● **Problem requirements**
Write out each record again exactly as it stands.

A run of records:
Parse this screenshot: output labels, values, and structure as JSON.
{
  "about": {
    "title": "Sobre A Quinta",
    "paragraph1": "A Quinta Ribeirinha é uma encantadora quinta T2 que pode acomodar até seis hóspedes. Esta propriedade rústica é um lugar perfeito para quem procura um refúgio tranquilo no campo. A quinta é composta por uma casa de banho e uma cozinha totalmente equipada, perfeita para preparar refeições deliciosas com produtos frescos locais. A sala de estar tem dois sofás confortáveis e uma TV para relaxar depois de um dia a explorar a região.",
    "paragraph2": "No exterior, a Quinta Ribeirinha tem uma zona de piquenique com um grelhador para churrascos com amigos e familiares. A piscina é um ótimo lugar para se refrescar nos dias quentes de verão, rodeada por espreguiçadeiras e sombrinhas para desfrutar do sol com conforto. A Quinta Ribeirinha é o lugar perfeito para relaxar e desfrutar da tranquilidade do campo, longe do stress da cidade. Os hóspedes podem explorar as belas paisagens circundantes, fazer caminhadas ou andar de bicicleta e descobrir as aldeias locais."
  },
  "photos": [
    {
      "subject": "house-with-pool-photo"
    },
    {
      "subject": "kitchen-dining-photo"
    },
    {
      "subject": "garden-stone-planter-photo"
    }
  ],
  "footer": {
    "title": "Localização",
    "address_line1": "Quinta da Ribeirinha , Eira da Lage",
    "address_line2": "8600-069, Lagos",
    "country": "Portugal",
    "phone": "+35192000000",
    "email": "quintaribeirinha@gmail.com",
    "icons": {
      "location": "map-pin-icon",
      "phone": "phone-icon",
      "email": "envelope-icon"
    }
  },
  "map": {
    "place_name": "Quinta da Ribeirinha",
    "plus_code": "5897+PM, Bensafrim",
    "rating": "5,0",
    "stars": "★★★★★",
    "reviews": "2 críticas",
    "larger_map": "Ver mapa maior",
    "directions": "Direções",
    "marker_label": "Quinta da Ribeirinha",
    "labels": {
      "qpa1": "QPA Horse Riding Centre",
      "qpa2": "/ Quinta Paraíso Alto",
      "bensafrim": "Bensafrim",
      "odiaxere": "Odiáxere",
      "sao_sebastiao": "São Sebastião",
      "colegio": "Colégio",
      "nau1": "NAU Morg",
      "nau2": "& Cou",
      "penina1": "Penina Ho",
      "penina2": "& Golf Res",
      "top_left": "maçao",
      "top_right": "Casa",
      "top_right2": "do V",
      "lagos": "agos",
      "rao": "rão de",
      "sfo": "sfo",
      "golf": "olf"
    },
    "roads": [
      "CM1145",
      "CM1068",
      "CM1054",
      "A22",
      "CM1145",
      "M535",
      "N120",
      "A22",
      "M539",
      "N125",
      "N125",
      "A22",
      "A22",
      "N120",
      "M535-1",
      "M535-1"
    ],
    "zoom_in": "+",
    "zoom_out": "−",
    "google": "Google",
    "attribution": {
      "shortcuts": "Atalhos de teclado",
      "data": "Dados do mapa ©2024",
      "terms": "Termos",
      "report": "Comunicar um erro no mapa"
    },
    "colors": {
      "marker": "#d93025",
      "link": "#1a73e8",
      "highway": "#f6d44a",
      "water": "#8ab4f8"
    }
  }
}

● **Task solution**
Parse this screenshot: output labels, values, and structure as JSON.
{
  "about": {
    "title": "Sobre A Quinta",
    "paragraph1": "A Quinta Ribeirinha é uma encantadora quinta T2 que pode acomodar até seis hóspedes. Esta propriedade rústica é um lugar perfeito para quem procura um refúgio tranquilo no campo. A quinta é composta por uma casa de banho e uma cozinha totalmente equipada, perfeita para preparar refeições deliciosas com produtos frescos locais. A sala de estar tem dois sofás confortáveis e uma TV para relaxar depois de um dia a explorar a região.",
    "paragraph2": "No exterior, a Quinta Ribeirinha tem uma zona de piquenique com um grelhador para churrascos com amigos e familiares. A piscina é um ótimo lugar para se refrescar nos dias quentes de verão, rodeada por espreguiçadeiras e sombrinhas para desfrutar do sol com conforto. A Quinta Ribeirinha é o lugar perfeito para relaxar e desfrutar da tranquilidade do campo, longe do stress da cidade. Os hóspedes podem explorar as belas paisagens circundantes, fazer caminhadas ou andar de bicicleta e descobrir as aldeias locais."
  },
  "photos": [
    {
      "subject": "house-with-pool-photo"
    },
    {
      "subject": "kitchen-dining-photo"
    },
    {
      "subject": "garden-stone-planter-photo"
    }
  ],
  "footer": {
    "title": "Localização",
    "address_line1": "Quinta da Ribeirinha , Eira da Lage",
    "address_line2": "8600-069, Lagos",
    "country": "Portugal",
    "phone": "+35192000000",
    "email": "quintaribeirinha@gmail.com",
    "icons": {
      "location": "map-pin-icon",
      "phone": "phone-icon",
      "email": "envelope-icon"
    }
  },
  "map": {
    "place_name": "Quinta da Ribeirinha",
    "plus_code": "5897+PM, Bensafrim",
    "rating": "5,0",
    "stars": "★★★★★",
    "reviews": "2 críticas",
    "larger_map": "Ver mapa maior",
    "directions": "Direções",
    "marker_label": "Quinta da Ribeirinha",
    "labels": {
      "qpa1": "QPA Horse Riding Centre",
      "qpa2": "/ Quinta Paraíso Alto",
      "bensafrim": "Bensafrim",
      "odiaxere": "Odiáxere",
      "sao_sebastiao": "São Sebastião",
      "colegio": "Colégio",
      "nau1": "NAU Morg",
      "nau2": "& Cou",
      "penina1": "Penina Ho",
      "penina2": "& Golf Res",
      "top_left": "maçao",
      "top_right": "Casa",
      "top_right2": "do V",
      "lagos": "agos",
      "rao": "rão de",
      "sfo": "sfo",
      "golf": "olf"
    },
    "roads": [
      "CM1145",
      "CM1068",
      "CM1054",
      "A22",
      "CM1145",
      "M535",
      "N120",
      "A22",
      "M539",
      "N125",
      "N125",
      "A22",
      "A22",
      "N120",
      "M535-1",
      "M535-1"
    ],
    "zoom_in": "+",
    "zoom_out": "−",
    "google": "Google",
    "attribution": {
      "shortcuts": "Atalhos de teclado",
      "data": "Dados do mapa ©2024",
      "terms": "Termos",
      "report": "Comunicar um erro no mapa"
    },
    "colors": {
      "marker": "#d93025",
      "link": "#1a73e8",
      "highway": "#f6d44a",
      "water": "#8ab4f8"
    }
  }
}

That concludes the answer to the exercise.